WHAT THE EXERCISE ASKS -
Pull out each line of the records holding the string "JSON".

════════════════

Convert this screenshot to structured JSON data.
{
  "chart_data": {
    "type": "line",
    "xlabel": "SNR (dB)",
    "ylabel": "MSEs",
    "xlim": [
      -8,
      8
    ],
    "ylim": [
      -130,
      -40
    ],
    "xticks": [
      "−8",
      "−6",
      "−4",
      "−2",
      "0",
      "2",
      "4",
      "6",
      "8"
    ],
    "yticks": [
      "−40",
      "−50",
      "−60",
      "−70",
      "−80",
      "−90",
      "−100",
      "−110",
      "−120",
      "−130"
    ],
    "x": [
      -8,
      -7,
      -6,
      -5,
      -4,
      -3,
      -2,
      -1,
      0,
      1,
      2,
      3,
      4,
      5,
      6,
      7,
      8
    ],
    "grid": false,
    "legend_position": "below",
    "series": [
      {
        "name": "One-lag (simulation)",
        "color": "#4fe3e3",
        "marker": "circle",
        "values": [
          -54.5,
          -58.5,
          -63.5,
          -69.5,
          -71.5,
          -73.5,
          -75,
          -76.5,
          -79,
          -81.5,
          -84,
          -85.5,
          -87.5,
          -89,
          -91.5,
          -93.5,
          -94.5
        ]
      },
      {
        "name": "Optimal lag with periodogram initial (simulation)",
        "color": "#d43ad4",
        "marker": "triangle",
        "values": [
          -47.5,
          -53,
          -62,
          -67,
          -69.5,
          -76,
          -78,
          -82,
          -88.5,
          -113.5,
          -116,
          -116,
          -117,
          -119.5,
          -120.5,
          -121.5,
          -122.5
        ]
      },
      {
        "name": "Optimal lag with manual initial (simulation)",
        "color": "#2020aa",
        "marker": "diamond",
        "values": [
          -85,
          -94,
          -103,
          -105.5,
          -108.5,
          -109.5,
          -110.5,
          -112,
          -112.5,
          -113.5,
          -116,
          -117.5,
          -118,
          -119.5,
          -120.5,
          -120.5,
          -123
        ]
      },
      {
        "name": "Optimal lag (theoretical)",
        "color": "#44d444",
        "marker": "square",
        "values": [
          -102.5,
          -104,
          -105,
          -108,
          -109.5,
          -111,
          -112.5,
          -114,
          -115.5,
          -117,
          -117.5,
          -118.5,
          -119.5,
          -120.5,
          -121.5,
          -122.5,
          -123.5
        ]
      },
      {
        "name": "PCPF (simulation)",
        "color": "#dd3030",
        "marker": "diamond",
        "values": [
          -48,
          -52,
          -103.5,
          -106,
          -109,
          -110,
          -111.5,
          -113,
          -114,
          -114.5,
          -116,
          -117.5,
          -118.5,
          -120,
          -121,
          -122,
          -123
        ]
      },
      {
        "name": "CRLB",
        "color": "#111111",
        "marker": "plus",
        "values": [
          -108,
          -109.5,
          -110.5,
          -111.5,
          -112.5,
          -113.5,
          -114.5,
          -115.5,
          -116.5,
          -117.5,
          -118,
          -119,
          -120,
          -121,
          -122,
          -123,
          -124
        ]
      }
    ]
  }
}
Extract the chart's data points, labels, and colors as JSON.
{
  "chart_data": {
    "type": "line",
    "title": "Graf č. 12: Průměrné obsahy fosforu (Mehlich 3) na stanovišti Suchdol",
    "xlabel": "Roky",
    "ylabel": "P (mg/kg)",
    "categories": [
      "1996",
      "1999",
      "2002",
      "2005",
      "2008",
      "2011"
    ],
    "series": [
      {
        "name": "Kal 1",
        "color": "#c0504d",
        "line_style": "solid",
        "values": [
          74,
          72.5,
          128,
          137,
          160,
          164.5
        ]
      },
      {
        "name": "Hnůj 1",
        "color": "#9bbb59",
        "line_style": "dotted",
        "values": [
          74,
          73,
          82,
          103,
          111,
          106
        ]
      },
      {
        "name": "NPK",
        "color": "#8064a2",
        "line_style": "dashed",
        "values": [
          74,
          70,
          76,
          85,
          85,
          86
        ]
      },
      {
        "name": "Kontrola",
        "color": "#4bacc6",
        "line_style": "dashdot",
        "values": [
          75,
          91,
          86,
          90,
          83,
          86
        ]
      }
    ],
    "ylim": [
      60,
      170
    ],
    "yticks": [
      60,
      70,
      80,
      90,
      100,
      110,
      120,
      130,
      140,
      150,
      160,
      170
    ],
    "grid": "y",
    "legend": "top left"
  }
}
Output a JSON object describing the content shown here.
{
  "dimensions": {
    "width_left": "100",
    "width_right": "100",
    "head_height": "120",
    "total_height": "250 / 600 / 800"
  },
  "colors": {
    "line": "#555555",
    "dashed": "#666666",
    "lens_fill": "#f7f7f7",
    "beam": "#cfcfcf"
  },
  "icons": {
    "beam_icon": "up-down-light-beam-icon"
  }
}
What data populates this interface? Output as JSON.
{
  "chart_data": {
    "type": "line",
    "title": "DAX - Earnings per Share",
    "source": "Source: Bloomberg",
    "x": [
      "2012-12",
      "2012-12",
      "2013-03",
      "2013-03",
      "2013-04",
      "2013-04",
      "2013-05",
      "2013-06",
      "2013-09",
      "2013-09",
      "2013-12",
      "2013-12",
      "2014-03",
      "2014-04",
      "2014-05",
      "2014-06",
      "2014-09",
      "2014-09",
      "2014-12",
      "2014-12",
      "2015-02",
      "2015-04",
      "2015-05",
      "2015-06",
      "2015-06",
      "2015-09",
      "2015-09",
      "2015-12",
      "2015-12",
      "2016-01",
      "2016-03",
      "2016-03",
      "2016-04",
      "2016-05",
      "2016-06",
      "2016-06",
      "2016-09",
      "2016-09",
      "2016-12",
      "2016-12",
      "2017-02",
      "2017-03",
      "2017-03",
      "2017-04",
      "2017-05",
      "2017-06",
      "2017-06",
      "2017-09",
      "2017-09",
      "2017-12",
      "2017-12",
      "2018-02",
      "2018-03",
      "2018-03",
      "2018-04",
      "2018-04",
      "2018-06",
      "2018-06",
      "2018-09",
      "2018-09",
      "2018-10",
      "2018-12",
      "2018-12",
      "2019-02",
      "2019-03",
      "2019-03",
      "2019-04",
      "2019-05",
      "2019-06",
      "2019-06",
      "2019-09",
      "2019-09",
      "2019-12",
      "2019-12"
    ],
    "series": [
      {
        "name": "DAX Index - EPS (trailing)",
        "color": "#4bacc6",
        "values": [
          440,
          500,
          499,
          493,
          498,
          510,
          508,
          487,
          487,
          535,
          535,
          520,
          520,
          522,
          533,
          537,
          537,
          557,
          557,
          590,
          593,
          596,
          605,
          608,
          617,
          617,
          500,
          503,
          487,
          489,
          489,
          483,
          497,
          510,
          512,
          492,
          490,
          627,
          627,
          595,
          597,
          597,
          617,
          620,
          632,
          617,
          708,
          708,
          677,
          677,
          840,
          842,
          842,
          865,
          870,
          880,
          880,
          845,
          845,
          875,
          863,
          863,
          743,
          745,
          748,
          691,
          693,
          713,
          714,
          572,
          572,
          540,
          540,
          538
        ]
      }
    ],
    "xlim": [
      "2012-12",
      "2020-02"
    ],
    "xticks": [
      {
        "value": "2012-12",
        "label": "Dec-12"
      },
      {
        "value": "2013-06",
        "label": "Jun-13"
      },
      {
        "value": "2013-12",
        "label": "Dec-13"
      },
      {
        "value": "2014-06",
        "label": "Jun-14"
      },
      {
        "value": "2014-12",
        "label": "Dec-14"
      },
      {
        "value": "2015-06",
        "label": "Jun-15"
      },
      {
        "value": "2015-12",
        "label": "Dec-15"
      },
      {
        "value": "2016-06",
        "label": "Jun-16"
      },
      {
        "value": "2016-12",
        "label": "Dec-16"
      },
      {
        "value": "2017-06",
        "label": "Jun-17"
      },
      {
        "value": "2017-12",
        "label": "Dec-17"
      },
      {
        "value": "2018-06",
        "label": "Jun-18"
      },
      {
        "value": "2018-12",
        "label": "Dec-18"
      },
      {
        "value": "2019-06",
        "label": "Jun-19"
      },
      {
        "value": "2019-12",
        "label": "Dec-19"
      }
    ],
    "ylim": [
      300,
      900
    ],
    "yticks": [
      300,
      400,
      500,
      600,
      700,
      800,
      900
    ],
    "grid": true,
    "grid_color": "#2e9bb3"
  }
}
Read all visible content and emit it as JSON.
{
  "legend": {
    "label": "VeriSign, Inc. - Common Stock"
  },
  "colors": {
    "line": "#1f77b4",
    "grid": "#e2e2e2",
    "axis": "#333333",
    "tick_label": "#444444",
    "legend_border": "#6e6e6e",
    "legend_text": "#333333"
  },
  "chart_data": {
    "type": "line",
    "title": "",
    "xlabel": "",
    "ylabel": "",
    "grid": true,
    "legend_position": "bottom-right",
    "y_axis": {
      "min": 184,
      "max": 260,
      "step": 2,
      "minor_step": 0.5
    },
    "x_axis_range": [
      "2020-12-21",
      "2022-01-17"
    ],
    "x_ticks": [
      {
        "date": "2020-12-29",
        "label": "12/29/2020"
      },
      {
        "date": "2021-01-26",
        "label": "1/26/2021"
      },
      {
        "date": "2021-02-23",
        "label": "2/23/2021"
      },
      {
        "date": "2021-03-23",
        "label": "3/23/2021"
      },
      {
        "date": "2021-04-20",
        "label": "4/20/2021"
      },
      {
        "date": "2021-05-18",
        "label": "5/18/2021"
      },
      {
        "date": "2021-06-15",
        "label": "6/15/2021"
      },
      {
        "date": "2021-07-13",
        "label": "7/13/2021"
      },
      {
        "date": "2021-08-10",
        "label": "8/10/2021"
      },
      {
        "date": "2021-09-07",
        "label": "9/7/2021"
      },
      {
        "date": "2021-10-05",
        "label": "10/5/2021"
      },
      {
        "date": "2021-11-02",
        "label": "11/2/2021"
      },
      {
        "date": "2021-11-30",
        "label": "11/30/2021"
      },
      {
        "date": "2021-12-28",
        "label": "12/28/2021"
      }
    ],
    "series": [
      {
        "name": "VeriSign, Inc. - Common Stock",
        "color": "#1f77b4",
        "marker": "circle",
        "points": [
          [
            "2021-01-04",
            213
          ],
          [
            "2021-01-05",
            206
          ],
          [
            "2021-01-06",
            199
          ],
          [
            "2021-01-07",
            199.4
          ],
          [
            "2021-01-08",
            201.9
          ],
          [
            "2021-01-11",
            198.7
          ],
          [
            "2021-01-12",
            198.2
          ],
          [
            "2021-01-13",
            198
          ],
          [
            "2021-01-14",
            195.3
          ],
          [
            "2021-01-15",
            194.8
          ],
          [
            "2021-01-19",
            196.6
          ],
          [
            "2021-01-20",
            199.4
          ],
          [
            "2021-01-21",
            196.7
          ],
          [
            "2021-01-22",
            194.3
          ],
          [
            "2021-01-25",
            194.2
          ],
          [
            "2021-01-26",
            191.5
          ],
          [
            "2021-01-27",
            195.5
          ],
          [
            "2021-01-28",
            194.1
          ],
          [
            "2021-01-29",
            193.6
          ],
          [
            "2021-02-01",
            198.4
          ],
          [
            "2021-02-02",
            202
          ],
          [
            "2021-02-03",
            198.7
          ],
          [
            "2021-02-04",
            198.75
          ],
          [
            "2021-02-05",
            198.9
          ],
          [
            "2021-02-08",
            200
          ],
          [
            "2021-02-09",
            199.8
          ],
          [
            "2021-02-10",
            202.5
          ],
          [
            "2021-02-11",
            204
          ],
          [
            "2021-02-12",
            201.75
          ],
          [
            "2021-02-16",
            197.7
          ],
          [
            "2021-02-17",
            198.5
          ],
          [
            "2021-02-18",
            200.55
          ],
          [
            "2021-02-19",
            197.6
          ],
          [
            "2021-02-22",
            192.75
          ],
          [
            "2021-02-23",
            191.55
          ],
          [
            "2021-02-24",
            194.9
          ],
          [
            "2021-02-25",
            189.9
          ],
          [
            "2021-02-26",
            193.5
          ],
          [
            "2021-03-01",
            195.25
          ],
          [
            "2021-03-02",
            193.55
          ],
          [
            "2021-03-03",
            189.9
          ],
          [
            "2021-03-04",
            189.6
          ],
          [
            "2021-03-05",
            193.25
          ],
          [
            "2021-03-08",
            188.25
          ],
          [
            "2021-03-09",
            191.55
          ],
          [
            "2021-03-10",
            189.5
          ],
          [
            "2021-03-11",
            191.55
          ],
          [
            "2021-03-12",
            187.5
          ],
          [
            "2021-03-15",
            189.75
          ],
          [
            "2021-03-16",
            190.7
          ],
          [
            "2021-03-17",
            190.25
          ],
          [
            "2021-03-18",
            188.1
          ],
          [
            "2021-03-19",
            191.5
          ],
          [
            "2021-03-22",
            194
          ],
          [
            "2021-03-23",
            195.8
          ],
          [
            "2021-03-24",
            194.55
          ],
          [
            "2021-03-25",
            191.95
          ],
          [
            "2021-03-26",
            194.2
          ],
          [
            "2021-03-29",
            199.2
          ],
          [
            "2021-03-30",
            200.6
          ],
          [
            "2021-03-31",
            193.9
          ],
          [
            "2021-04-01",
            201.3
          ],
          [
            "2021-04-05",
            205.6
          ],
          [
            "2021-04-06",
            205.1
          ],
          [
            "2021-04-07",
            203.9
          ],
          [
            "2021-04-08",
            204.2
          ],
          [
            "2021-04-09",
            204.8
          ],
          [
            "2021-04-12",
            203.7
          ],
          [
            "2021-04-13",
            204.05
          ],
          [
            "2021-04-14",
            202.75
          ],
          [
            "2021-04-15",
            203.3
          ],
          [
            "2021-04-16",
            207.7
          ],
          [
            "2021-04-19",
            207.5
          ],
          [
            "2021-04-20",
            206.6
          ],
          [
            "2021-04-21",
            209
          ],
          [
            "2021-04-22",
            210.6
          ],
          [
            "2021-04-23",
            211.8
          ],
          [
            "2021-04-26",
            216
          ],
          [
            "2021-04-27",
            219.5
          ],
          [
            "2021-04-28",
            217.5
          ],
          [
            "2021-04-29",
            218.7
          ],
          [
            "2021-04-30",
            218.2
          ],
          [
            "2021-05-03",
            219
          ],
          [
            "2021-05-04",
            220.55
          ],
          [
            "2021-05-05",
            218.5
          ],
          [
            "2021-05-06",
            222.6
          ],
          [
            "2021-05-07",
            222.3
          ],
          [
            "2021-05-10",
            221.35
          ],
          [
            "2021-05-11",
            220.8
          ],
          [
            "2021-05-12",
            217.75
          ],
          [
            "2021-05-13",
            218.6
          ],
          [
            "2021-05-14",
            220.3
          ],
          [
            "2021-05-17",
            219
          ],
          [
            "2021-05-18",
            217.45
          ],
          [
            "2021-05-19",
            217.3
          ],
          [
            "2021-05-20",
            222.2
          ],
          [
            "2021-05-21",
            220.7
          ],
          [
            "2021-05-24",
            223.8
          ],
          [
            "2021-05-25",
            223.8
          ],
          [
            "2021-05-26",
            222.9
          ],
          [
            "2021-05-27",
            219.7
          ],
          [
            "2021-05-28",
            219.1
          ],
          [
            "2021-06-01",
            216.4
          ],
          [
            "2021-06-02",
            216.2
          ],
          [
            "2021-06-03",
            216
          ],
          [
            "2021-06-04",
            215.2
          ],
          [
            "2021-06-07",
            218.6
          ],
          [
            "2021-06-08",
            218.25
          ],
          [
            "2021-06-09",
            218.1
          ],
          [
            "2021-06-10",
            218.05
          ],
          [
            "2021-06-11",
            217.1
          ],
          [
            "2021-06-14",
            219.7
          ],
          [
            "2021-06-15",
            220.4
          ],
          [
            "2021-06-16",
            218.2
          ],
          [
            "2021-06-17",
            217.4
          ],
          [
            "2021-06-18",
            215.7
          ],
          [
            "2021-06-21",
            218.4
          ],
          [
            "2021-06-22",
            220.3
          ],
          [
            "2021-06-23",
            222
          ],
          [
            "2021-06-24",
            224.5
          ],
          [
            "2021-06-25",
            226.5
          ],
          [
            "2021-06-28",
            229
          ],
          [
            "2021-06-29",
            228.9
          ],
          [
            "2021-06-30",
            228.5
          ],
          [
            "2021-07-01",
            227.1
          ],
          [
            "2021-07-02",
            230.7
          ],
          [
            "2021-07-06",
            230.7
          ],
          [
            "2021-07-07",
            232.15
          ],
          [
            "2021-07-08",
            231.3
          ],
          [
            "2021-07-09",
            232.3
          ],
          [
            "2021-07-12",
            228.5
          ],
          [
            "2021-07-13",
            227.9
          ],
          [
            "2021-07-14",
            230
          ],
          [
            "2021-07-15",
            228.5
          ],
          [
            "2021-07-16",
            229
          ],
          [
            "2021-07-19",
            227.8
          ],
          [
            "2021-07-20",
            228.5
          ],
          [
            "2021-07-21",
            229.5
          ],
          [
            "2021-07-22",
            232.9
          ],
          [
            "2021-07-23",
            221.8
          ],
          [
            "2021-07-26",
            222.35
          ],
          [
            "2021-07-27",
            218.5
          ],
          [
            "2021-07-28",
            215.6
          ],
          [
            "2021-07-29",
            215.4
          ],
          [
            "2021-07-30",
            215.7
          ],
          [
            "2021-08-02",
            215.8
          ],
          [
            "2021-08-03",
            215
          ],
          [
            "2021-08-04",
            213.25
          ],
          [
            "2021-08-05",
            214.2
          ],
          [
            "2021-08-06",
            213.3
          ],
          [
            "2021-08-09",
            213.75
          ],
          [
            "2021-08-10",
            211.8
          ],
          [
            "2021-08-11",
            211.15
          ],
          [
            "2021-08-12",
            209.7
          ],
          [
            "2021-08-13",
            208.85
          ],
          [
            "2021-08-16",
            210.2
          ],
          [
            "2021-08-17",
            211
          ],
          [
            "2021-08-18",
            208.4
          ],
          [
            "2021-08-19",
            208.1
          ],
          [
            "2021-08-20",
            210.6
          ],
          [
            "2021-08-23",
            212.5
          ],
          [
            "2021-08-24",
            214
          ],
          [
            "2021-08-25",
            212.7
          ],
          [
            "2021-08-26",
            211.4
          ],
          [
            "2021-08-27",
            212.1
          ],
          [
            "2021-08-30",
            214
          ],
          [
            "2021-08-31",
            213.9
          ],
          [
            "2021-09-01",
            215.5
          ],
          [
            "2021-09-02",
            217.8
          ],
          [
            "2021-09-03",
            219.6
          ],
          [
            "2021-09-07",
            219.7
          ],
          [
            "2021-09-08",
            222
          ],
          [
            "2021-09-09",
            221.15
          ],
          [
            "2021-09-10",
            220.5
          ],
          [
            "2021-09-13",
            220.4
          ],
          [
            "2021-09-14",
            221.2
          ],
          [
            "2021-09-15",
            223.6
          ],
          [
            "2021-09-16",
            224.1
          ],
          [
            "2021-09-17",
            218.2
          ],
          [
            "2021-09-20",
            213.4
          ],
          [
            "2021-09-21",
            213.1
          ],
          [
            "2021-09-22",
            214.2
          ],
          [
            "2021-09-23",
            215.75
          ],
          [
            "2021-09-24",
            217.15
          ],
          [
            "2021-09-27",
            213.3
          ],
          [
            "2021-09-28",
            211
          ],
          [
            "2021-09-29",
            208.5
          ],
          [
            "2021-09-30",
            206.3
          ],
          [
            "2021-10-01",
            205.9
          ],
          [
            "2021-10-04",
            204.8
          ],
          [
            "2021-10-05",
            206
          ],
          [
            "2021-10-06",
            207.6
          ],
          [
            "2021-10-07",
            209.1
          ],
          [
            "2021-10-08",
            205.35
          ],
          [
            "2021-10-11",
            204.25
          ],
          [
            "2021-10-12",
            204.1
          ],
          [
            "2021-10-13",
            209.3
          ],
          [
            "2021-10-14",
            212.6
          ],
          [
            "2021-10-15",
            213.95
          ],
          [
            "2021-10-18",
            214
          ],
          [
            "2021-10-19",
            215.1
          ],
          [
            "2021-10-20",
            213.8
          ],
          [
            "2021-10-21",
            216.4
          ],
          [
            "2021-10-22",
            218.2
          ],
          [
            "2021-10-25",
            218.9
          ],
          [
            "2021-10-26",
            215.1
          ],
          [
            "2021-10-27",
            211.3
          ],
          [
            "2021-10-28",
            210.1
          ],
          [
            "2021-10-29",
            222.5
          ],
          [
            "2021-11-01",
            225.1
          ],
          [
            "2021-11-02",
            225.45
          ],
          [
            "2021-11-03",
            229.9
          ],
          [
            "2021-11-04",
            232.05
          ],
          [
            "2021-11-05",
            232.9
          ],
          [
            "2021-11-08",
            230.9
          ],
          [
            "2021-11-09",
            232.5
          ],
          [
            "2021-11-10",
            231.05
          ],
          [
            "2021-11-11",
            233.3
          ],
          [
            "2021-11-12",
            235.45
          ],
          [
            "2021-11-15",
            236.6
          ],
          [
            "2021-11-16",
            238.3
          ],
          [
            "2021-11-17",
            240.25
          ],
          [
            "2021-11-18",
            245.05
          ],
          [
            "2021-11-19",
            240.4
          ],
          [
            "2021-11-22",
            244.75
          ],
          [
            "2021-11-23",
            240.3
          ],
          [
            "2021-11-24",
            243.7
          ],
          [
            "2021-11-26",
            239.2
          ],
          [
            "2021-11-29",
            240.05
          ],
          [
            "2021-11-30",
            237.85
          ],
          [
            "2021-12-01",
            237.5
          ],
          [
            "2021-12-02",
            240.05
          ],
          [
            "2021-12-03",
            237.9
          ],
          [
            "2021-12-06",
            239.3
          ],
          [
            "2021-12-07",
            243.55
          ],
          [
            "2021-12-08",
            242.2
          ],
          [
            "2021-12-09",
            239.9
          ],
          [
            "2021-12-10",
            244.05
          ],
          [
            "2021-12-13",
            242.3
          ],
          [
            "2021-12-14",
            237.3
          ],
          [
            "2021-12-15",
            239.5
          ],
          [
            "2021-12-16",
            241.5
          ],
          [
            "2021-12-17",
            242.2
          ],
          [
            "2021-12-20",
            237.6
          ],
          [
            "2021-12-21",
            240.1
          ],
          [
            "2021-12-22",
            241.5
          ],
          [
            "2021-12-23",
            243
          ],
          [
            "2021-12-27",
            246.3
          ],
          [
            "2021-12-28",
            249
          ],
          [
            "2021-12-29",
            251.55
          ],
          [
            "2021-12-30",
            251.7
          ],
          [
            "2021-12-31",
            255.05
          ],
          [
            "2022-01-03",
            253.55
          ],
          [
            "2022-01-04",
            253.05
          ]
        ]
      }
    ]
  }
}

════════════════

TASK SOLUTION -
Convert this screenshot to structured JSON data.
Extract the chart's data points, labels, and colors as JSON.
Output a JSON object describing the content shown here.
What data populates this interface? Output as JSON.
Read all visible content and emit it as JSON.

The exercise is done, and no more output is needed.